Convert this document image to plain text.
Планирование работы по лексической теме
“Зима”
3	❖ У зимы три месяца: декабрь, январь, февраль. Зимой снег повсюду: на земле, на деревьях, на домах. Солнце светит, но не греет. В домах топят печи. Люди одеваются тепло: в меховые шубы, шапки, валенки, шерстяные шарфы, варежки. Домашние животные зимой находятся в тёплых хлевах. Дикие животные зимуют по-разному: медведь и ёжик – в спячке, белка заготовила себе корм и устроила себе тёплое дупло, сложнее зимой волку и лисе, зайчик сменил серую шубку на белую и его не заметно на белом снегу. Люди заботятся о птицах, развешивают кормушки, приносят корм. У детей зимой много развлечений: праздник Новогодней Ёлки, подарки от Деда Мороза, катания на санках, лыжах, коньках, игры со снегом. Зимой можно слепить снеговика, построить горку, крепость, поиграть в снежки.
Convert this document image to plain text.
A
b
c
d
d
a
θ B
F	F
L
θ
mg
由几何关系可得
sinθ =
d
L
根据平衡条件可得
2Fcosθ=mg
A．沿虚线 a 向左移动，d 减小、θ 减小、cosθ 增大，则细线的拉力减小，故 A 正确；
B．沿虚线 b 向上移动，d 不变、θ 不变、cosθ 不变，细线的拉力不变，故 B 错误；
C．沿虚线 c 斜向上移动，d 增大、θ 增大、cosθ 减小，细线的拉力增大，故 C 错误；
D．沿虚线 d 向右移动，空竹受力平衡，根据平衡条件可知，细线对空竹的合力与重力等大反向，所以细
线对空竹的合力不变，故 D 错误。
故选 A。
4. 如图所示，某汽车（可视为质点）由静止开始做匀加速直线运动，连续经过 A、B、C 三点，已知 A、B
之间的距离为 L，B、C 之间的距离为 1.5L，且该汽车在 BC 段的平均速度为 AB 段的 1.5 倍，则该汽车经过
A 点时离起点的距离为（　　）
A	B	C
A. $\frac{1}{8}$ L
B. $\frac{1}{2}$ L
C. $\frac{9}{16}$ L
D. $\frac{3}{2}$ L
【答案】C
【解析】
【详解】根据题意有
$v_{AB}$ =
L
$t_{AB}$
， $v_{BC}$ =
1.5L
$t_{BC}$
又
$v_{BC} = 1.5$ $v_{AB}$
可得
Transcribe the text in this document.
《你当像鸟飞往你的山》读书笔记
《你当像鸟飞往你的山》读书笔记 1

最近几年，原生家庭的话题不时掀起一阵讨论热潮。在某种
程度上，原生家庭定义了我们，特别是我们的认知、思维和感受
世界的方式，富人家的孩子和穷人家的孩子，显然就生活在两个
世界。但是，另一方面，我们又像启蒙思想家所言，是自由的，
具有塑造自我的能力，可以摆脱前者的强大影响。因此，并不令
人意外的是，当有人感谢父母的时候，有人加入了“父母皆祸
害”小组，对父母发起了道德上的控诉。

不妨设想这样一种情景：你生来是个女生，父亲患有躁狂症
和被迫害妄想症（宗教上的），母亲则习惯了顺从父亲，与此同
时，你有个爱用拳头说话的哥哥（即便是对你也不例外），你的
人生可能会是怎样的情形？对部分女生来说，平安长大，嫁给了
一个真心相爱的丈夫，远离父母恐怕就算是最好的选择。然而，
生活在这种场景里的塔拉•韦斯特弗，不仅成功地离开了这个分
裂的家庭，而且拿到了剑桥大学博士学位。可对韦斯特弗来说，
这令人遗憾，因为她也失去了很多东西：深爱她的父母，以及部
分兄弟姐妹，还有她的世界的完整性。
------------------------
Write out every line of the records exactly.

__Task response__:
Convert this document image to plain text.
Планирование работы по лексической теме
“Зима”
3	❖ У зимы три месяца: декабрь, январь, февраль. Зимой снег повсюду: на земле, на деревьях, на домах. Солнце светит, но не греет. В домах топят печи. Люди одеваются тепло: в меховые шубы, шапки, валенки, шерстяные шарфы, варежки. Домашние животные зимой находятся в тёплых хлевах. Дикие животные зимуют по-разному: медведь и ёжик – в спячке, белка заготовила себе корм и устроила себе тёплое дупло, сложнее зимой волку и лисе, зайчик сменил серую шубку на белую и его не заметно на белом снегу. Люди заботятся о птицах, развешивают кормушки, приносят корм. У детей зимой много развлечений: праздник Новогодней Ёлки, подарки от Деда Мороза, катания на санках, лыжах, коньках, игры со снегом. Зимой можно слепить снеговика, построить горку, крепость, поиграть в снежки.
Convert this document image to plain text.
A
b
c
d
d
a
θ B
F	F
L
θ
mg
由几何关系可得
sinθ =
d
L
根据平衡条件可得
2Fcosθ=mg
A．沿虚线 a 向左移动，d 减小、θ 减小、cosθ 增大，则细线的拉力减小，故 A 正确；
B．沿虚线 b 向上移动，d 不变、θ 不变、cosθ 不变，细线的拉力不变，故 B 错误；
C．沿虚线 c 斜向上移动，d 增大、θ 增大、cosθ 减小，细线的拉力增大，故 C 错误；
D．沿虚线 d 向右移动，空竹受力平衡，根据平衡条件可知，细线对空竹的合力与重力等大反向，所以细
线对空竹的合力不变，故 D 错误。
故选 A。
4. 如图所示，某汽车（可视为质点）由静止开始做匀加速直线运动，连续经过 A、B、C 三点，已知 A、B
之间的距离为 L，B、C 之间的距离为 1.5L，且该汽车在 BC 段的平均速度为 AB 段的 1.5 倍，则该汽车经过
A 点时离起点的距离为（　　）
A	B	C
A. $\frac{1}{8}$ L
B. $\frac{1}{2}$ L
C. $\frac{9}{16}$ L
D. $\frac{3}{2}$ L
【答案】C
【解析】
【详解】根据题意有
$v_{AB}$ =
L
$t_{AB}$
， $v_{BC}$ =
1.5L
$t_{BC}$
又
$v_{BC} = 1.5$ $v_{AB}$
可得
Transcribe the text in this document.
《你当像鸟飞往你的山》读书笔记
《你当像鸟飞往你的山》读书笔记 1

最近几年，原生家庭的话题不时掀起一阵讨论热潮。在某种
程度上，原生家庭定义了我们，特别是我们的认知、思维和感受
世界的方式，富人家的孩子和穷人家的孩子，显然就生活在两个
世界。但是，另一方面，我们又像启蒙思想家所言，是自由的，
具有塑造自我的能力，可以摆脱前者的强大影响。因此，并不令
人意外的是，当有人感谢父母的时候，有人加入了“父母皆祸
害”小组，对父母发起了道德上的控诉。

不妨设想这样一种情景：你生来是个女生，父亲患有躁狂症
和被迫害妄想症（宗教上的），母亲则习惯了顺从父亲，与此同
时，你有个爱用拳头说话的哥哥（即便是对你也不例外），你的
人生可能会是怎样的情形？对部分女生来说，平安长大，嫁给了
一个真心相爱的丈夫，远离父母恐怕就算是最好的选择。然而，
生活在这种场景里的塔拉•韦斯特弗，不仅成功地离开了这个分
裂的家庭，而且拿到了剑桥大学博士学位。可对韦斯特弗来说，
这令人遗憾，因为她也失去了很多东西：深爱她的父母，以及部
分兄弟姐妹，还有她的世界的完整性。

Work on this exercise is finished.